Exercise =>
Write out all the lines again, precisely as they stand, but without the images.

Listing =>

++++++++

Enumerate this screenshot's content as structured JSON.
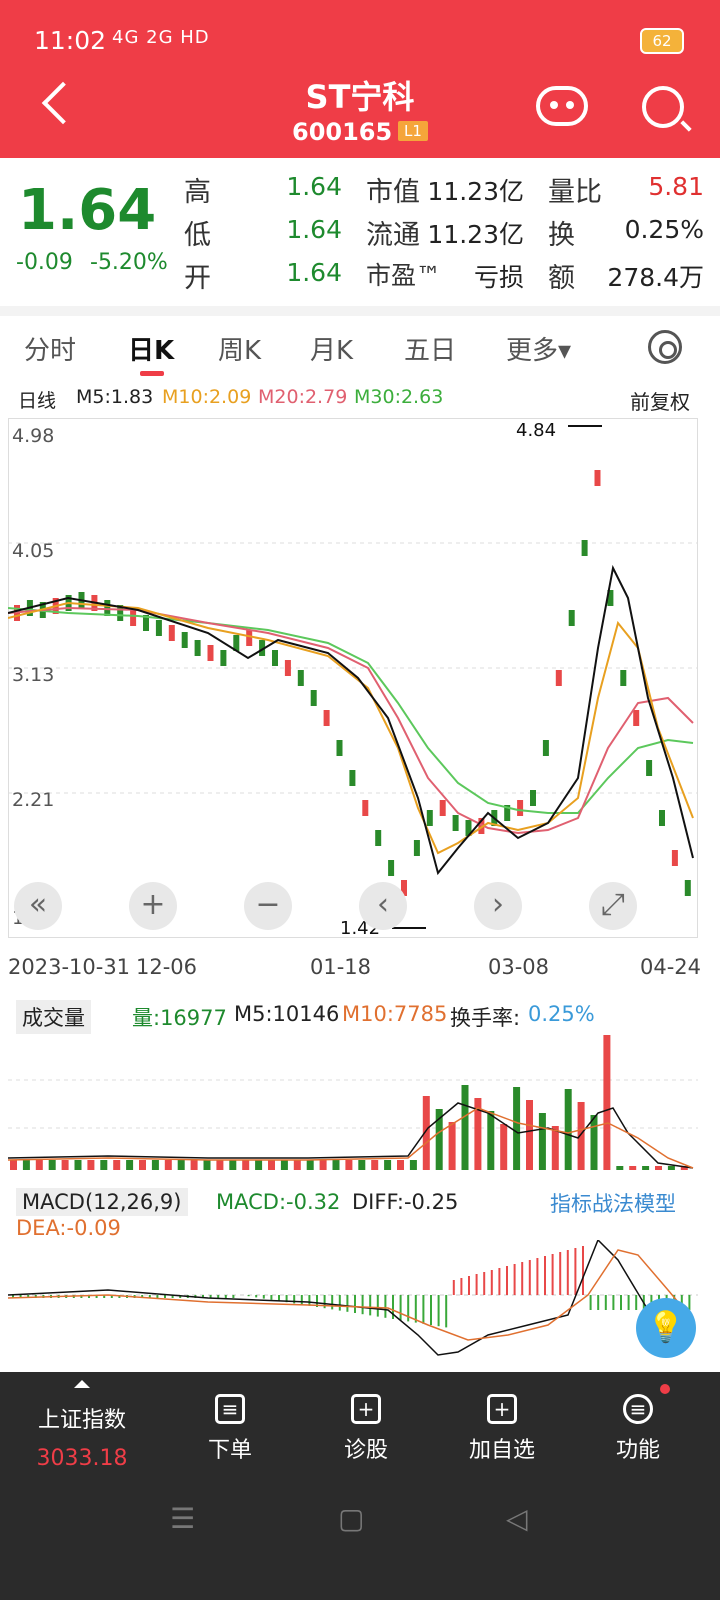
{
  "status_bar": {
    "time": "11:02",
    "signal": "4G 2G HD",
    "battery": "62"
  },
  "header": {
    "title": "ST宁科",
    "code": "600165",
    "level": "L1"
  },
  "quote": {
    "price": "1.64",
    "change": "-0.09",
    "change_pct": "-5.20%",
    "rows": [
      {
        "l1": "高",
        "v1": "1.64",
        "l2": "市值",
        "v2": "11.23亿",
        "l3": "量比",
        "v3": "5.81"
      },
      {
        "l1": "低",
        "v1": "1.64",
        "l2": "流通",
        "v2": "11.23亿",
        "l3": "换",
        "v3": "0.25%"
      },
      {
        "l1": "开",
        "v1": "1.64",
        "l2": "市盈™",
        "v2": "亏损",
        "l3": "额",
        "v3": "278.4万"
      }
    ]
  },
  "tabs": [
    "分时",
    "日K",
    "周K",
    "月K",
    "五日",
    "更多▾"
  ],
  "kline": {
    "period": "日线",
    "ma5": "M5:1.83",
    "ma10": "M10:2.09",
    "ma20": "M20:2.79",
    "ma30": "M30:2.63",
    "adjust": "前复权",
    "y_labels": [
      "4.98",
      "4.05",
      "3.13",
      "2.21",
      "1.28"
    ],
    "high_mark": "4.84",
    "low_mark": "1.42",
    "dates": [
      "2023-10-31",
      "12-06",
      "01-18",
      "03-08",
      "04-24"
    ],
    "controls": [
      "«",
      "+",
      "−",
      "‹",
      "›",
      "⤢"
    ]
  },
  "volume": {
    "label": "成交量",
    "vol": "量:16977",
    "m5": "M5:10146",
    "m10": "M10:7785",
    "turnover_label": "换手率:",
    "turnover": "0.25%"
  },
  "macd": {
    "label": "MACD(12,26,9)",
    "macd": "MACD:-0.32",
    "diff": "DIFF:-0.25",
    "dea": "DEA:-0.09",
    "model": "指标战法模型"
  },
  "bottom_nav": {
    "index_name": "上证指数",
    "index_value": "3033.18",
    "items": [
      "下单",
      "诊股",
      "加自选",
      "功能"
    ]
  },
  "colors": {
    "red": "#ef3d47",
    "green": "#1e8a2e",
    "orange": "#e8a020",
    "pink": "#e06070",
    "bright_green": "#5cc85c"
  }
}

++++++++

Solution =>
Enumerate this screenshot's content as structured JSON.
{
  "status_bar": {
    "time": "11:02",
    "signal": "4G 2G HD",
    "battery": "62"
  },
  "header": {
    "title": "ST宁科",
    "code": "600165",
    "level": "L1"
  },
  "quote": {
    "price": "1.64",
    "change": "-0.09",
    "change_pct": "-5.20%",
    "rows": [
      {
        "l1": "高",
        "v1": "1.64",
        "l2": "市值",
        "v2": "11.23亿",
        "l3": "量比",
        "v3": "5.81"
      },
      {
        "l1": "低",
        "v1": "1.64",
        "l2": "流通",
        "v2": "11.23亿",
        "l3": "换",
        "v3": "0.25%"
      },
      {
        "l1": "开",
        "v1": "1.64",
        "l2": "市盈™",
        "v2": "亏损",
        "l3": "额",
        "v3": "278.4万"
      }
    ]
  },
  "tabs": [
    "分时",
    "日K",
    "周K",
    "月K",
    "五日",
    "更多▾"
  ],
  "kline": {
    "period": "日线",
    "ma5": "M5:1.83",
    "ma10": "M10:2.09",
    "ma20": "M20:2.79",
    "ma30": "M30:2.63",
    "adjust": "前复权",
    "y_labels": [
      "4.98",
      "4.05",
      "3.13",
      "2.21",
      "1.28"
    ],
    "high_mark": "4.84",
    "low_mark": "1.42",
    "dates": [
      "2023-10-31",
      "12-06",
      "01-18",
      "03-08",
      "04-24"
    ],
    "controls": [
      "«",
      "+",
      "−",
      "‹",
      "›",
      "⤢"
    ]
  },
  "volume": {
    "label": "成交量",
    "vol": "量:16977",
    "m5": "M5:10146",
    "m10": "M10:7785",
    "turnover_label": "换手率:",
    "turnover": "0.25%"
  },
  "macd": {
    "label": "MACD(12,26,9)",
    "macd": "MACD:-0.32",
    "diff": "DIFF:-0.25",
    "dea": "DEA:-0.09",
    "model": "指标战法模型"
  },
  "bottom_nav": {
    "index_name": "上证指数",
    "index_value": "3033.18",
    "items": [
      "下单",
      "诊股",
      "加自选",
      "功能"
    ]
  },
  "colors": {
    "red": "#ef3d47",
    "green": "#1e8a2e",
    "orange": "#e8a020",
    "pink": "#e06070",
    "bright_green": "#5cc85c"
  }
}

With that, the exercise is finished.